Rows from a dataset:
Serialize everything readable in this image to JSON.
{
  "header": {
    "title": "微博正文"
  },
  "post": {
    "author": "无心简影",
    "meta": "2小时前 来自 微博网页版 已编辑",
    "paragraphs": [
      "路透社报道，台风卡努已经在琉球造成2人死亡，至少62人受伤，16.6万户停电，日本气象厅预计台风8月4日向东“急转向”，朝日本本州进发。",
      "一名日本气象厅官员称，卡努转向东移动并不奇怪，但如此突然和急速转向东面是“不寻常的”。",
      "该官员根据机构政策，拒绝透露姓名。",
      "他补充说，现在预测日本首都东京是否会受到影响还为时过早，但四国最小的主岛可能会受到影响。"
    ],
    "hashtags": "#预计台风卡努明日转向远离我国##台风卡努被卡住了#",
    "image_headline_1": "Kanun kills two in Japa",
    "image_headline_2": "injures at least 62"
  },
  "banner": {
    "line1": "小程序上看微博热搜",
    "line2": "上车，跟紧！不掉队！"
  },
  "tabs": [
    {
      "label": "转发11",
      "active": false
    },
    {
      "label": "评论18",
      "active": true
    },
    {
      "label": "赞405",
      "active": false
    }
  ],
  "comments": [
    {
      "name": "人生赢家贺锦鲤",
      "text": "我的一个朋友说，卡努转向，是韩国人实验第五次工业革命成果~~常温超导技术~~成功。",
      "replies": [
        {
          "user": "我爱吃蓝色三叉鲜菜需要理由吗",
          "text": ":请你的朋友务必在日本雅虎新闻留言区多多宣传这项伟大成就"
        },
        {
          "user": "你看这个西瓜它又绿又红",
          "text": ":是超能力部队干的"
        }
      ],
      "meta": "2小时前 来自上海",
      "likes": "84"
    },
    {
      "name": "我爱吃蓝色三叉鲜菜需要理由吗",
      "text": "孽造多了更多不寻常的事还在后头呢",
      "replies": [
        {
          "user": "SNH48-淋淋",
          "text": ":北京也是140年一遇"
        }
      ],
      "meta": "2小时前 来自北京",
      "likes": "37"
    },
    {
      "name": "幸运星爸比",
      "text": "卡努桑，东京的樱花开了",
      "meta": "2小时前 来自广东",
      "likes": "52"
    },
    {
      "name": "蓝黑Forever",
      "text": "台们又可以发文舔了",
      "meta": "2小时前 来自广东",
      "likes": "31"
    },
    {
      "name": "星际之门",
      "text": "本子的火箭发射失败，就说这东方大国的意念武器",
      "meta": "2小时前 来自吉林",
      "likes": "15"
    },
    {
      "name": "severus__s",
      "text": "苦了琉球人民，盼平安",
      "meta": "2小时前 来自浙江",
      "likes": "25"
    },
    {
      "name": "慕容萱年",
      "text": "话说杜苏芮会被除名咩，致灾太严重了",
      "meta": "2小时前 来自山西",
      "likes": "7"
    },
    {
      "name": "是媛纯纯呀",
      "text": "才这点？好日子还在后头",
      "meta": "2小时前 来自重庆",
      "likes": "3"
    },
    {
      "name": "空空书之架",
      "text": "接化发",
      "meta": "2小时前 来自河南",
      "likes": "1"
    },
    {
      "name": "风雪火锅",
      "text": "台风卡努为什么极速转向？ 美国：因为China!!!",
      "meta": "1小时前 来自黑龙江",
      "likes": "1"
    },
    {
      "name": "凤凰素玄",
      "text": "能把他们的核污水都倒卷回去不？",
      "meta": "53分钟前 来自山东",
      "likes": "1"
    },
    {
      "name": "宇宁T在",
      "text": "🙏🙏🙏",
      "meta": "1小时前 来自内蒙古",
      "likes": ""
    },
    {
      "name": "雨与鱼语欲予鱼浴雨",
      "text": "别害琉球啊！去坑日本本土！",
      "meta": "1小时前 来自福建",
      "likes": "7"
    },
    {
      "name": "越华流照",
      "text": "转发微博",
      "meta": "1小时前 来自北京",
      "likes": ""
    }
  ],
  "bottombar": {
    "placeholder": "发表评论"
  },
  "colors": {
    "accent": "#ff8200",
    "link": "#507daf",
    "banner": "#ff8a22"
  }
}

» SHORT PROBLEM:
Extract the data in full. Keep it word for word.

» ANSWER:
Serialize everything readable in this image to JSON.
{
  "header": {
    "title": "微博正文"
  },
  "post": {
    "author": "无心简影",
    "meta": "2小时前 来自 微博网页版 已编辑",
    "paragraphs": [
      "路透社报道，台风卡努已经在琉球造成2人死亡，至少62人受伤，16.6万户停电，日本气象厅预计台风8月4日向东“急转向”，朝日本本州进发。",
      "一名日本气象厅官员称，卡努转向东移动并不奇怪，但如此突然和急速转向东面是“不寻常的”。",
      "该官员根据机构政策，拒绝透露姓名。",
      "他补充说，现在预测日本首都东京是否会受到影响还为时过早，但四国最小的主岛可能会受到影响。"
    ],
    "hashtags": "#预计台风卡努明日转向远离我国##台风卡努被卡住了#",
    "image_headline_1": "Kanun kills two in Japa",
    "image_headline_2": "injures at least 62"
  },
  "banner": {
    "line1": "小程序上看微博热搜",
    "line2": "上车，跟紧！不掉队！"
  },
  "tabs": [
    {
      "label": "转发11",
      "active": false
    },
    {
      "label": "评论18",
      "active": true
    },
    {
      "label": "赞405",
      "active": false
    }
  ],
  "comments": [
    {
      "name": "人生赢家贺锦鲤",
      "text": "我的一个朋友说，卡努转向，是韩国人实验第五次工业革命成果~~常温超导技术~~成功。",
      "replies": [
        {
          "user": "我爱吃蓝色三叉鲜菜需要理由吗",
          "text": ":请你的朋友务必在日本雅虎新闻留言区多多宣传这项伟大成就"
        },
        {
          "user": "你看这个西瓜它又绿又红",
          "text": ":是超能力部队干的"
        }
      ],
      "meta": "2小时前 来自上海",
      "likes": "84"
    },
    {
      "name": "我爱吃蓝色三叉鲜菜需要理由吗",
      "text": "孽造多了更多不寻常的事还在后头呢",
      "replies": [
        {
          "user": "SNH48-淋淋",
          "text": ":北京也是140年一遇"
        }
      ],
      "meta": "2小时前 来自北京",
      "likes": "37"
    },
    {
      "name": "幸运星爸比",
      "text": "卡努桑，东京的樱花开了",
      "meta": "2小时前 来自广东",
      "likes": "52"
    },
    {
      "name": "蓝黑Forever",
      "text": "台们又可以发文舔了",
      "meta": "2小时前 来自广东",
      "likes": "31"
    },
    {
      "name": "星际之门",
      "text": "本子的火箭发射失败，就说这东方大国的意念武器",
      "meta": "2小时前 来自吉林",
      "likes": "15"
    },
    {
      "name": "severus__s",
      "text": "苦了琉球人民，盼平安",
      "meta": "2小时前 来自浙江",
      "likes": "25"
    },
    {
      "name": "慕容萱年",
      "text": "话说杜苏芮会被除名咩，致灾太严重了",
      "meta": "2小时前 来自山西",
      "likes": "7"
    },
    {
      "name": "是媛纯纯呀",
      "text": "才这点？好日子还在后头",
      "meta": "2小时前 来自重庆",
      "likes": "3"
    },
    {
      "name": "空空书之架",
      "text": "接化发",
      "meta": "2小时前 来自河南",
      "likes": "1"
    },
    {
      "name": "风雪火锅",
      "text": "台风卡努为什么极速转向？ 美国：因为China!!!",
      "meta": "1小时前 来自黑龙江",
      "likes": "1"
    },
    {
      "name": "凤凰素玄",
      "text": "能把他们的核污水都倒卷回去不？",
      "meta": "53分钟前 来自山东",
      "likes": "1"
    },
    {
      "name": "宇宁T在",
      "text": "🙏🙏🙏",
      "meta": "1小时前 来自内蒙古",
      "likes": ""
    },
    {
      "name": "雨与鱼语欲予鱼浴雨",
      "text": "别害琉球啊！去坑日本本土！",
      "meta": "1小时前 来自福建",
      "likes": "7"
    },
    {
      "name": "越华流照",
      "text": "转发微博",
      "meta": "1小时前 来自北京",
      "likes": ""
    }
  ],
  "bottombar": {
    "placeholder": "发表评论"
  },
  "colors": {
    "accent": "#ff8200",
    "link": "#507daf",
    "banner": "#ff8a22"
  }
}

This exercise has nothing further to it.